● Written instruction
Hunt for the word "decoration" across the entries below, copying each line that holds it.

● Dataset excerpts
━━━━
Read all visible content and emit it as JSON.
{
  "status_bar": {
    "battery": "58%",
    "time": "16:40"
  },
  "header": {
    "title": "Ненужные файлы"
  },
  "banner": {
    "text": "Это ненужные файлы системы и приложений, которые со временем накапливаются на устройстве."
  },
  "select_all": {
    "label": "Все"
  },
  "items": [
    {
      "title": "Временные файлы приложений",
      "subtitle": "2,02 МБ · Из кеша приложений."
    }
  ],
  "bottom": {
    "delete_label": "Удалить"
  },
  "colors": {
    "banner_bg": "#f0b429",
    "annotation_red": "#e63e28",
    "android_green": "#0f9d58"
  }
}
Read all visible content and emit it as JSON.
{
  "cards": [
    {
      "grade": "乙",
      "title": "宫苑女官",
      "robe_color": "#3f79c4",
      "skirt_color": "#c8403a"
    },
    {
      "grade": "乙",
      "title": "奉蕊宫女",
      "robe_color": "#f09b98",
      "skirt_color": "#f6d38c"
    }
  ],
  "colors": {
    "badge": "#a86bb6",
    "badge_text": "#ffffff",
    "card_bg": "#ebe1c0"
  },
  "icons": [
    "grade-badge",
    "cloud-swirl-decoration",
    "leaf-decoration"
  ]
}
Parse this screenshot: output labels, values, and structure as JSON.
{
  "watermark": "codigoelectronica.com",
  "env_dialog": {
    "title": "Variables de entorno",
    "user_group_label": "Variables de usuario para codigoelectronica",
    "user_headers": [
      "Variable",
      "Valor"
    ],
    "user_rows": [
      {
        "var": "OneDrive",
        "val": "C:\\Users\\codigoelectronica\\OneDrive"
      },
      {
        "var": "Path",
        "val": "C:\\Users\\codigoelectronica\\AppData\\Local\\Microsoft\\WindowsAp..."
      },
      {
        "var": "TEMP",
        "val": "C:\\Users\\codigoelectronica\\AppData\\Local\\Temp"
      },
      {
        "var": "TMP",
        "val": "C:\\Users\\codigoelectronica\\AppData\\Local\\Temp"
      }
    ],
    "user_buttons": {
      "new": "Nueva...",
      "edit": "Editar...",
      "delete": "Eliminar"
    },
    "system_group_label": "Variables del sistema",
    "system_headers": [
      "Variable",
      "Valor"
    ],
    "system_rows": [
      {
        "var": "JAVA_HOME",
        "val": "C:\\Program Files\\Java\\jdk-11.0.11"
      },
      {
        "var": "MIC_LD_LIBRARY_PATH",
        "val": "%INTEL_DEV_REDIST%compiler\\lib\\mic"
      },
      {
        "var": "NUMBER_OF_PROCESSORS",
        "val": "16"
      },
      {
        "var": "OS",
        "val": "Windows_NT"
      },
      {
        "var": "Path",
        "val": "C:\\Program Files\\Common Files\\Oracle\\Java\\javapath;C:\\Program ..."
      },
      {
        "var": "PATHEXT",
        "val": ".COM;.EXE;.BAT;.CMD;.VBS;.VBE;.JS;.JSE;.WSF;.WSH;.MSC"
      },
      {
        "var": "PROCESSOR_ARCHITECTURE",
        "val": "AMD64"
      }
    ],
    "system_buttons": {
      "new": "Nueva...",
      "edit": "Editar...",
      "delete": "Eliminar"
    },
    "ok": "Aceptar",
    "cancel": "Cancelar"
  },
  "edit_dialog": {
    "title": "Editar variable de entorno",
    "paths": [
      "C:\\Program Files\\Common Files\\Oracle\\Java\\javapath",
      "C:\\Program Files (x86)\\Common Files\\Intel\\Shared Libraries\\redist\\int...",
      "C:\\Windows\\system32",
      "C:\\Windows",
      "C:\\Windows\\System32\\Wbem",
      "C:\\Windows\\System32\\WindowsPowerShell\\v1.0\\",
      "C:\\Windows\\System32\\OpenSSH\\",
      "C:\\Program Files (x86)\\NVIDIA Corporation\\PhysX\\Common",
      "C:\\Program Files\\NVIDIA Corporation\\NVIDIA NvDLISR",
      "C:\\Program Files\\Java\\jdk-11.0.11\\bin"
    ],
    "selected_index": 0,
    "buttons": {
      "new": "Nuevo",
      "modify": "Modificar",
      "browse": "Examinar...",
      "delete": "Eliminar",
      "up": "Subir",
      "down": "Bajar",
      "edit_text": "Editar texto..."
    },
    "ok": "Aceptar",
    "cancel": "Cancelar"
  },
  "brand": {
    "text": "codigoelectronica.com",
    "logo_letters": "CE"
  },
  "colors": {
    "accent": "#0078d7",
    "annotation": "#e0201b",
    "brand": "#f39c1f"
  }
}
━━━━
● Task solution
    "cloud-swirl-decoration",
    "leaf-decoration"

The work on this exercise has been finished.